# WHAT TO WORK ON
For this exercise, repeat all of the material verbatim apart from its images.

# RECORDS FOR THE EXERCISE
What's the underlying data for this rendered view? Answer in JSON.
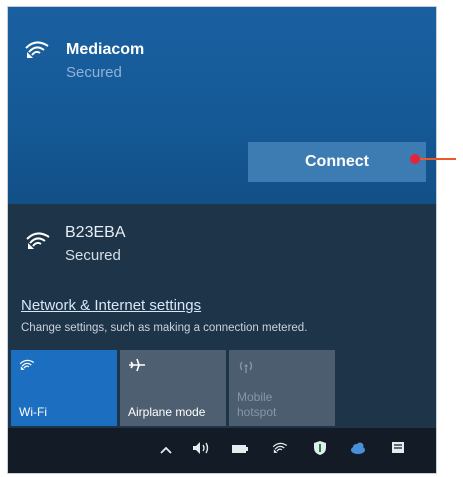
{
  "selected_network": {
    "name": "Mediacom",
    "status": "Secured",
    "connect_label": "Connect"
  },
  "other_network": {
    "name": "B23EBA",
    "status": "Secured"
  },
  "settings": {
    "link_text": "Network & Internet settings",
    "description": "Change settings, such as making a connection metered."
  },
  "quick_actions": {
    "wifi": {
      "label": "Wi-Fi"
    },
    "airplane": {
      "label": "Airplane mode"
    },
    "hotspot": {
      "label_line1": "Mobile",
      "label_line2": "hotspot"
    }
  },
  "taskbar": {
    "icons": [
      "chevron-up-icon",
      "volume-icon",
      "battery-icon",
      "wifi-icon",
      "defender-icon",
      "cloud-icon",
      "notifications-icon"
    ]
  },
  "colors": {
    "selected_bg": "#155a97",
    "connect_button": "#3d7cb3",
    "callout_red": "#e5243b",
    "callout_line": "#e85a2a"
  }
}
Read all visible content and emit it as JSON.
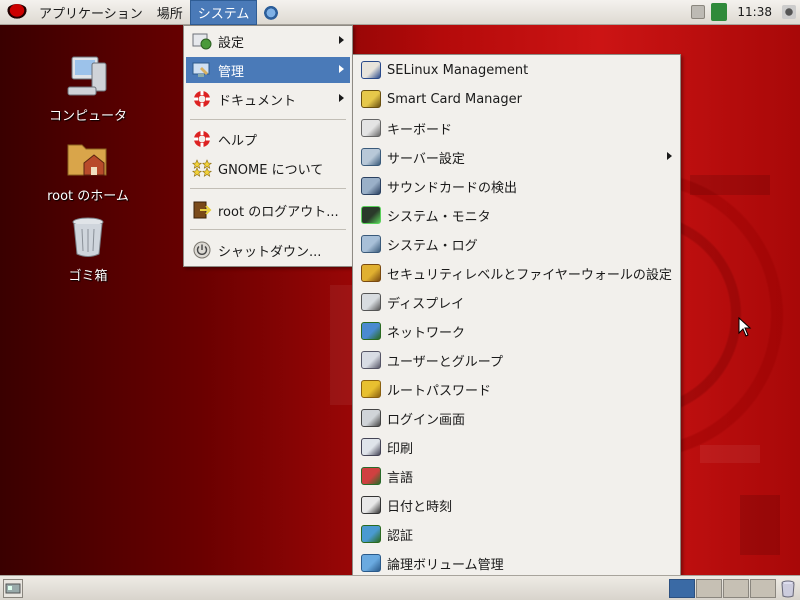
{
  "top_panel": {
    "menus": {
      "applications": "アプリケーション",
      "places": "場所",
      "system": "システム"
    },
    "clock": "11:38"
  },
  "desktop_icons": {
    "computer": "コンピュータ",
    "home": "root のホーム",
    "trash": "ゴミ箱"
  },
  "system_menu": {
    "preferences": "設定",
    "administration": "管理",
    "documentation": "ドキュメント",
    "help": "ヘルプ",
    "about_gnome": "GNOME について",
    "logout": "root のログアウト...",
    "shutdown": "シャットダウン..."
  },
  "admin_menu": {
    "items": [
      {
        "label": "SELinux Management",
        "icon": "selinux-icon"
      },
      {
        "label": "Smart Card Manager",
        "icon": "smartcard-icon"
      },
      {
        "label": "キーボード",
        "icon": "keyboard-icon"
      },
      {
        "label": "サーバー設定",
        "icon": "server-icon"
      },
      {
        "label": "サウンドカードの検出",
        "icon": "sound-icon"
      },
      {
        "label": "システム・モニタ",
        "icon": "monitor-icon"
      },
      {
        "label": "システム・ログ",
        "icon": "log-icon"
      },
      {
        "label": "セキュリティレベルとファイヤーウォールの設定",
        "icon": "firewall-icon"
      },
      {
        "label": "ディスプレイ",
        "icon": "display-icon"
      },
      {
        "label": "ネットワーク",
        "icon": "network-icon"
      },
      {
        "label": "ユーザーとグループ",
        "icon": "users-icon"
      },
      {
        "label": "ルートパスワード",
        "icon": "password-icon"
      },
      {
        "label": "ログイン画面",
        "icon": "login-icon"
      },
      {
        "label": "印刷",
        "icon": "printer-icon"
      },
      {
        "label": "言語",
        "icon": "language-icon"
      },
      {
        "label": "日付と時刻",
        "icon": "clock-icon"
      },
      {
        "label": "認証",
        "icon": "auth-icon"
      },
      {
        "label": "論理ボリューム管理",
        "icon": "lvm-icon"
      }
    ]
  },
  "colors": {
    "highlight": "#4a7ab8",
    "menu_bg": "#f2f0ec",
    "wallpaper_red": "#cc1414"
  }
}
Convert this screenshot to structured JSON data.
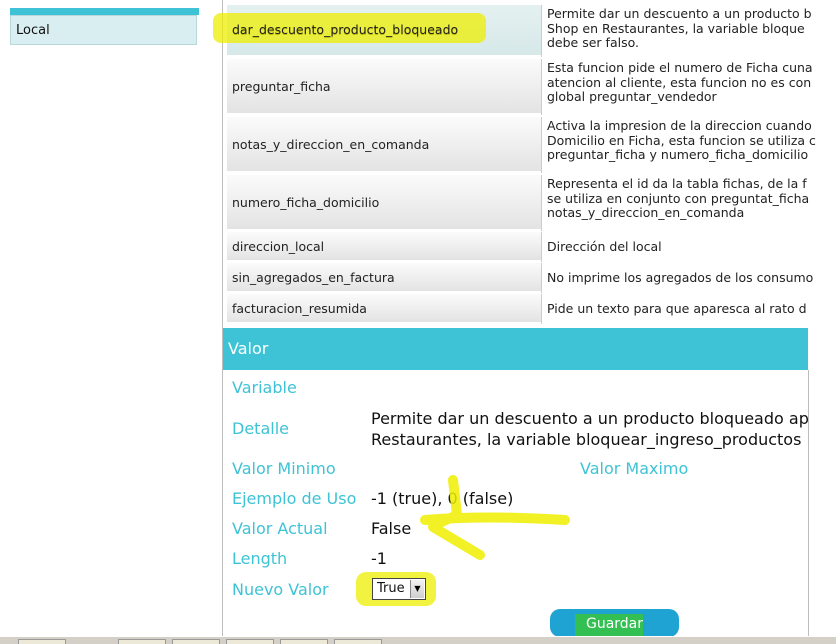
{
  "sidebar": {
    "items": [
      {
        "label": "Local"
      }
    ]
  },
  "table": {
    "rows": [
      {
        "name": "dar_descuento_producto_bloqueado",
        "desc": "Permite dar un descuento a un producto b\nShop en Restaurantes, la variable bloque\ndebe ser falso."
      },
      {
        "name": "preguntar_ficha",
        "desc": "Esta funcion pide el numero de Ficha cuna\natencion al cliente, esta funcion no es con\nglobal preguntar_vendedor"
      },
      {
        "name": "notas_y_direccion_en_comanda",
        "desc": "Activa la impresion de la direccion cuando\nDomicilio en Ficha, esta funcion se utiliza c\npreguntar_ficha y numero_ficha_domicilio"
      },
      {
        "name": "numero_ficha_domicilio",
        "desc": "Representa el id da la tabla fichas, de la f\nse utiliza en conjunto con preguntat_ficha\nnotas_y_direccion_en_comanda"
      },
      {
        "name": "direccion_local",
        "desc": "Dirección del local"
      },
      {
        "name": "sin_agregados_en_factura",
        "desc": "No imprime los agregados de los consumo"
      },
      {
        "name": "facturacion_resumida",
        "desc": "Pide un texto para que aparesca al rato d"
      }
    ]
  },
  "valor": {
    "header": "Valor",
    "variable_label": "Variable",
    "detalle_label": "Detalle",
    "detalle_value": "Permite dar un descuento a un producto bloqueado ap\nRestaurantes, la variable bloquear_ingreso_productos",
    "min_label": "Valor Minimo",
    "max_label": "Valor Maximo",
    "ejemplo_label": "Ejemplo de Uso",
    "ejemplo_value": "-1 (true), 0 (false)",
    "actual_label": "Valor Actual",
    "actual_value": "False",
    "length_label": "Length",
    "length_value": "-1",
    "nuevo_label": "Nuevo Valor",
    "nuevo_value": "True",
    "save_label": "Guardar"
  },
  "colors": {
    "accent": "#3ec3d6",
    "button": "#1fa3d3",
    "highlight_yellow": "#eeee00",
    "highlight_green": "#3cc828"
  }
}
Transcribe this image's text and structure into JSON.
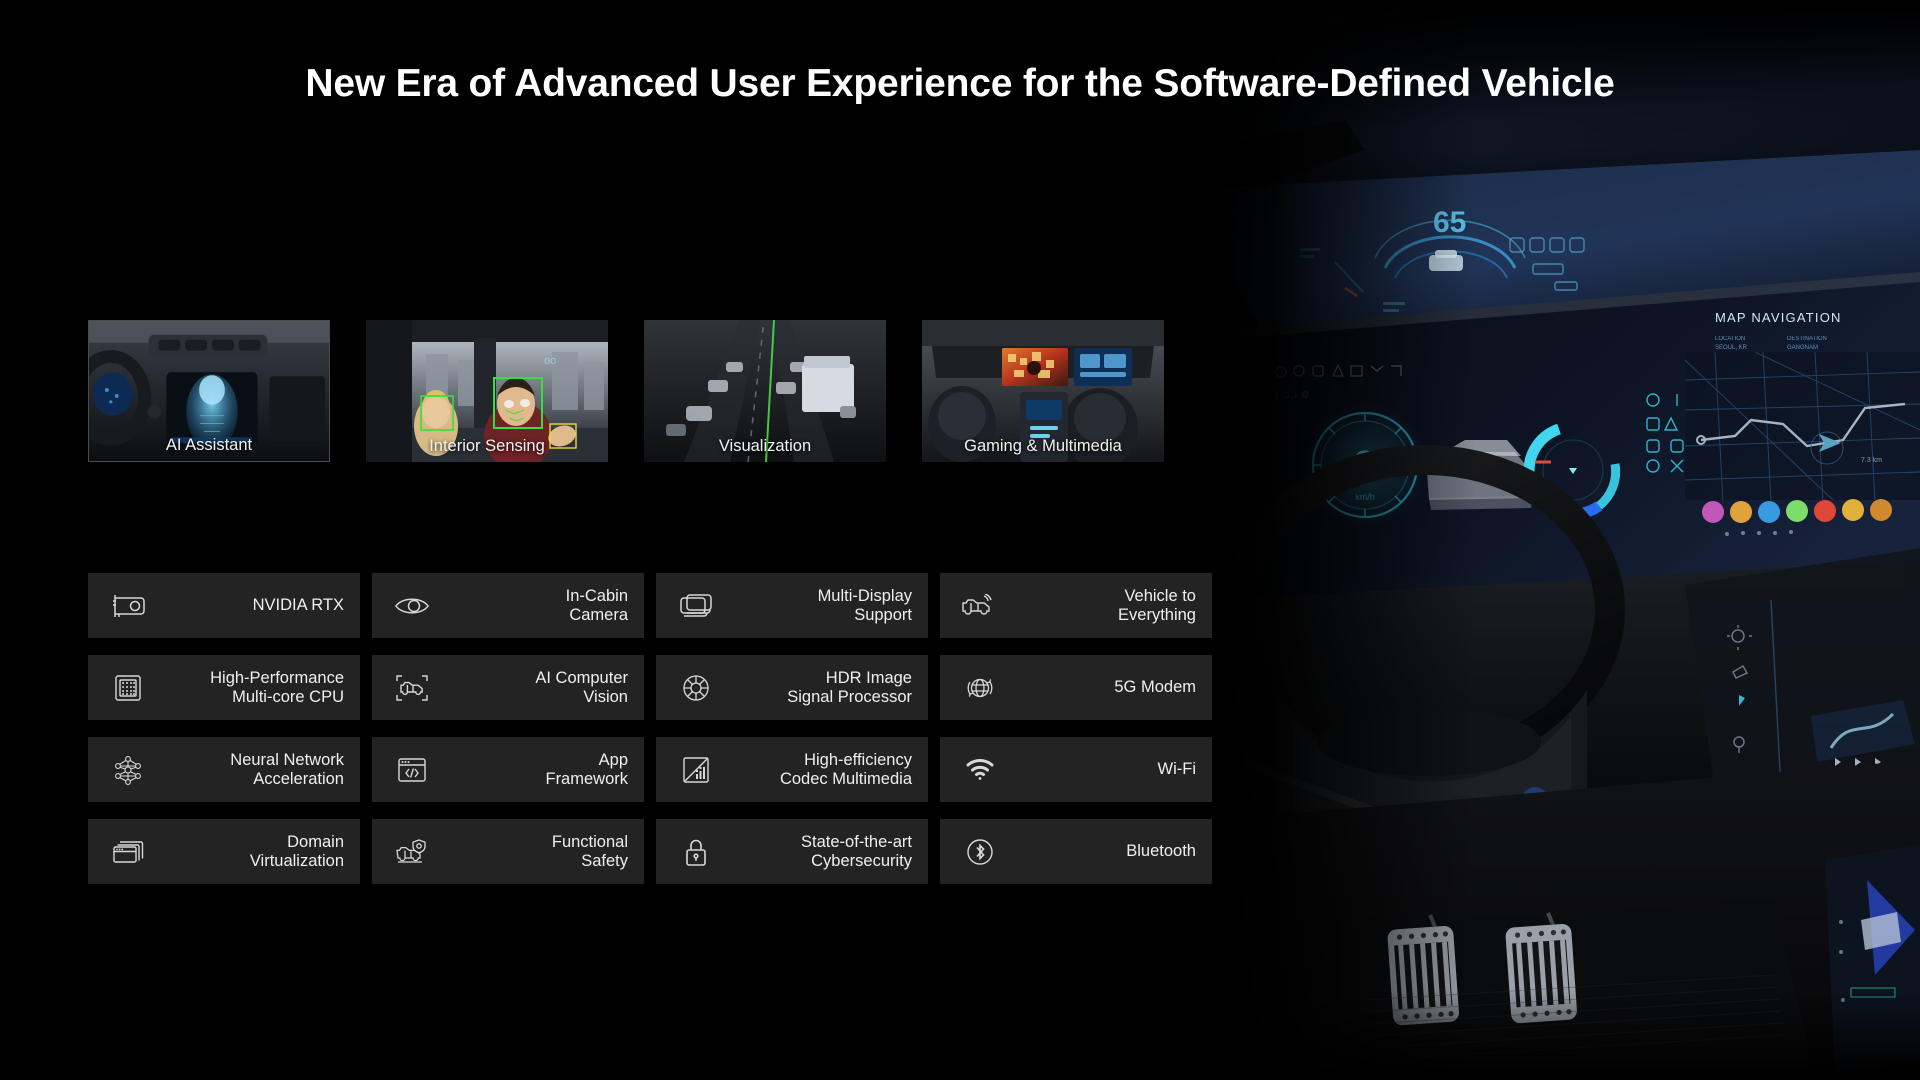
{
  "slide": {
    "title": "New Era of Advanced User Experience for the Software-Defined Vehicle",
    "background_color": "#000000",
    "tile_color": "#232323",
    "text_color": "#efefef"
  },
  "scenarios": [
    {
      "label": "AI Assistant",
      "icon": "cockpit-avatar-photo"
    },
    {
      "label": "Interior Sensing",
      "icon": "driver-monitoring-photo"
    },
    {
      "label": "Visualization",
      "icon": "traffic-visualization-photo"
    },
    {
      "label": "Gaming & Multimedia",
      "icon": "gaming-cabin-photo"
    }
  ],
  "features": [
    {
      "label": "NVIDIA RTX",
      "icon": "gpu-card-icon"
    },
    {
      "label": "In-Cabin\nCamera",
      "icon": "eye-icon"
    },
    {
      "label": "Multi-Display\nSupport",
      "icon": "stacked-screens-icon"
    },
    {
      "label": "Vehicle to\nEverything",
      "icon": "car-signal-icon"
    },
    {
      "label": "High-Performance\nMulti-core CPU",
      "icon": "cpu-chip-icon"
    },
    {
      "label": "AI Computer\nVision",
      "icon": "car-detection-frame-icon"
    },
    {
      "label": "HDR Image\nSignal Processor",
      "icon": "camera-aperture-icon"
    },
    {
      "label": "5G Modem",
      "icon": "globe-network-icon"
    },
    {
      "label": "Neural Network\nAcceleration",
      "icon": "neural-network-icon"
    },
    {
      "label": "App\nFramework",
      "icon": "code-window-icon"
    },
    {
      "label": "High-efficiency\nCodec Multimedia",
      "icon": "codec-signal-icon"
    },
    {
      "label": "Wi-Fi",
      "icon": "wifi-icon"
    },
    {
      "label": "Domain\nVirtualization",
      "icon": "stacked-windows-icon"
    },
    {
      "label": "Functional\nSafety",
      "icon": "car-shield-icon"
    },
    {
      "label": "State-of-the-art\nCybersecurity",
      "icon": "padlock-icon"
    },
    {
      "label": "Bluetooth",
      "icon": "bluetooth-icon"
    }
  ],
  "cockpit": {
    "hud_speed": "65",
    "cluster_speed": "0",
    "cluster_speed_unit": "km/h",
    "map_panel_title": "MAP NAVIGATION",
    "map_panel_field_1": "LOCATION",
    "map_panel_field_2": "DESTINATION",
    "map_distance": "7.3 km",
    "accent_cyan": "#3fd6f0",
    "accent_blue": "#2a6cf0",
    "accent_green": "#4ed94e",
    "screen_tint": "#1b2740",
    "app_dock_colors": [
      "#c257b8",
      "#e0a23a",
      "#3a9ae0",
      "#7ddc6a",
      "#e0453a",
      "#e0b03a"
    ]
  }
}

# FINISHED EXERCISE
What's the underlying data for this rendered view? Answer in JSON.
{
  "selected_network": {
    "name": "Mediacom",
    "status": "Secured",
    "connect_label": "Connect"
  },
  "other_network": {
    "name": "B23EBA",
    "status": "Secured"
  },
  "settings": {
    "link_text": "Network & Internet settings",
    "description": "Change settings, such as making a connection metered."
  },
  "quick_actions": {
    "wifi": {
      "label": "Wi-Fi"
    },
    "airplane": {
      "label": "Airplane mode"
    },
    "hotspot": {
      "label_line1": "Mobile",
      "label_line2": "hotspot"
    }
  },
  "taskbar": {
    "icons": [
      "chevron-up-icon",
      "volume-icon",
      "battery-icon",
      "wifi-icon",
      "defender-icon",
      "cloud-icon",
      "notifications-icon"
    ]
  },
  "colors": {
    "selected_bg": "#155a97",
    "connect_button": "#3d7cb3",
    "callout_red": "#e5243b",
    "callout_line": "#e85a2a"
  }
}
Read all visible content and emit it as JSON.
{
  "top_panel": {
    "menus": {
      "applications": "アプリケーション",
      "places": "場所",
      "system": "システム"
    },
    "clock": "11:38"
  },
  "desktop_icons": {
    "computer": "コンピュータ",
    "home": "root のホーム",
    "trash": "ゴミ箱"
  },
  "system_menu": {
    "preferences": "設定",
    "administration": "管理",
    "documentation": "ドキュメント",
    "help": "ヘルプ",
    "about_gnome": "GNOME について",
    "logout": "root のログアウト...",
    "shutdown": "シャットダウン..."
  },
  "admin_menu": {
    "items": [
      {
        "label": "SELinux Management",
        "icon": "selinux-icon"
      },
      {
        "label": "Smart Card Manager",
        "icon": "smartcard-icon"
      },
      {
        "label": "キーボード",
        "icon": "keyboard-icon"
      },
      {
        "label": "サーバー設定",
        "icon": "server-icon"
      },
      {
        "label": "サウンドカードの検出",
        "icon": "sound-icon"
      },
      {
        "label": "システム・モニタ",
        "icon": "monitor-icon"
      },
      {
        "label": "システム・ログ",
        "icon": "log-icon"
      },
      {
        "label": "セキュリティレベルとファイヤーウォールの設定",
        "icon": "firewall-icon"
      },
      {
        "label": "ディスプレイ",
        "icon": "display-icon"
      },
      {
        "label": "ネットワーク",
        "icon": "network-icon"
      },
      {
        "label": "ユーザーとグループ",
        "icon": "users-icon"
      },
      {
        "label": "ルートパスワード",
        "icon": "password-icon"
      },
      {
        "label": "ログイン画面",
        "icon": "login-icon"
      },
      {
        "label": "印刷",
        "icon": "printer-icon"
      },
      {
        "label": "言語",
        "icon": "language-icon"
      },
      {
        "label": "日付と時刻",
        "icon": "clock-icon"
      },
      {
        "label": "認証",
        "icon": "auth-icon"
      },
      {
        "label": "論理ボリューム管理",
        "icon": "lvm-icon"
      }
    ]
  },
  "colors": {
    "highlight": "#4a7ab8",
    "menu_bg": "#f2f0ec",
    "wallpaper_red": "#cc1414"
  }
}
Convert this screenshot to structured JSON data.
{
  "sidebar": {
    "items": [
      {
        "label": "Local"
      }
    ]
  },
  "table": {
    "rows": [
      {
        "name": "dar_descuento_producto_bloqueado",
        "desc": "Permite dar un descuento a un producto b\nShop en Restaurantes, la variable bloque\ndebe ser falso."
      },
      {
        "name": "preguntar_ficha",
        "desc": "Esta funcion pide el numero de Ficha cuna\natencion al cliente, esta funcion no es con\nglobal preguntar_vendedor"
      },
      {
        "name": "notas_y_direccion_en_comanda",
        "desc": "Activa la impresion de la direccion cuando\nDomicilio en Ficha, esta funcion se utiliza c\npreguntar_ficha y numero_ficha_domicilio"
      },
      {
        "name": "numero_ficha_domicilio",
        "desc": "Representa el id da la tabla fichas, de la f\nse utiliza en conjunto con preguntat_ficha\nnotas_y_direccion_en_comanda"
      },
      {
        "name": "direccion_local",
        "desc": "Dirección del local"
      },
      {
        "name": "sin_agregados_en_factura",
        "desc": "No imprime los agregados de los consumo"
      },
      {
        "name": "facturacion_resumida",
        "desc": "Pide un texto para que aparesca al rato d"
      }
    ]
  },
  "valor": {
    "header": "Valor",
    "variable_label": "Variable",
    "detalle_label": "Detalle",
    "detalle_value": "Permite dar un descuento a un producto bloqueado ap\nRestaurantes, la variable bloquear_ingreso_productos",
    "min_label": "Valor Minimo",
    "max_label": "Valor Maximo",
    "ejemplo_label": "Ejemplo de Uso",
    "ejemplo_value": "-1 (true), 0 (false)",
    "actual_label": "Valor Actual",
    "actual_value": "False",
    "length_label": "Length",
    "length_value": "-1",
    "nuevo_label": "Nuevo Valor",
    "nuevo_value": "True",
    "save_label": "Guardar"
  },
  "colors": {
    "accent": "#3ec3d6",
    "button": "#1fa3d3",
    "highlight_yellow": "#eeee00",
    "highlight_green": "#3cc828"
  }
}
Transcribe this image's text and structure into JSON.
{
  "slide": {
    "title": "New Era of Advanced User Experience for the Software-Defined Vehicle",
    "background_color": "#000000",
    "tile_color": "#232323",
    "text_color": "#efefef"
  },
  "scenarios": [
    {
      "label": "AI Assistant",
      "icon": "cockpit-avatar-photo"
    },
    {
      "label": "Interior Sensing",
      "icon": "driver-monitoring-photo"
    },
    {
      "label": "Visualization",
      "icon": "traffic-visualization-photo"
    },
    {
      "label": "Gaming & Multimedia",
      "icon": "gaming-cabin-photo"
    }
  ],
  "features": [
    {
      "label": "NVIDIA RTX",
      "icon": "gpu-card-icon"
    },
    {
      "label": "In-Cabin\nCamera",
      "icon": "eye-icon"
    },
    {
      "label": "Multi-Display\nSupport",
      "icon": "stacked-screens-icon"
    },
    {
      "label": "Vehicle to\nEverything",
      "icon": "car-signal-icon"
    },
    {
      "label": "High-Performance\nMulti-core CPU",
      "icon": "cpu-chip-icon"
    },
    {
      "label": "AI Computer\nVision",
      "icon": "car-detection-frame-icon"
    },
    {
      "label": "HDR Image\nSignal Processor",
      "icon": "camera-aperture-icon"
    },
    {
      "label": "5G Modem",
      "icon": "globe-network-icon"
    },
    {
      "label": "Neural Network\nAcceleration",
      "icon": "neural-network-icon"
    },
    {
      "label": "App\nFramework",
      "icon": "code-window-icon"
    },
    {
      "label": "High-efficiency\nCodec Multimedia",
      "icon": "codec-signal-icon"
    },
    {
      "label": "Wi-Fi",
      "icon": "wifi-icon"
    },
    {
      "label": "Domain\nVirtualization",
      "icon": "stacked-windows-icon"
    },
    {
      "label": "Functional\nSafety",
      "icon": "car-shield-icon"
    },
    {
      "label": "State-of-the-art\nCybersecurity",
      "icon": "padlock-icon"
    },
    {
      "label": "Bluetooth",
      "icon": "bluetooth-icon"
    }
  ],
  "cockpit": {
    "hud_speed": "65",
    "cluster_speed": "0",
    "cluster_speed_unit": "km/h",
    "map_panel_title": "MAP NAVIGATION",
    "map_panel_field_1": "LOCATION",
    "map_panel_field_2": "DESTINATION",
    "map_distance": "7.3 km",
    "accent_cyan": "#3fd6f0",
    "accent_blue": "#2a6cf0",
    "accent_green": "#4ed94e",
    "screen_tint": "#1b2740",
    "app_dock_colors": [
      "#c257b8",
      "#e0a23a",
      "#3a9ae0",
      "#7ddc6a",
      "#e0453a",
      "#e0b03a"
    ]
  }
}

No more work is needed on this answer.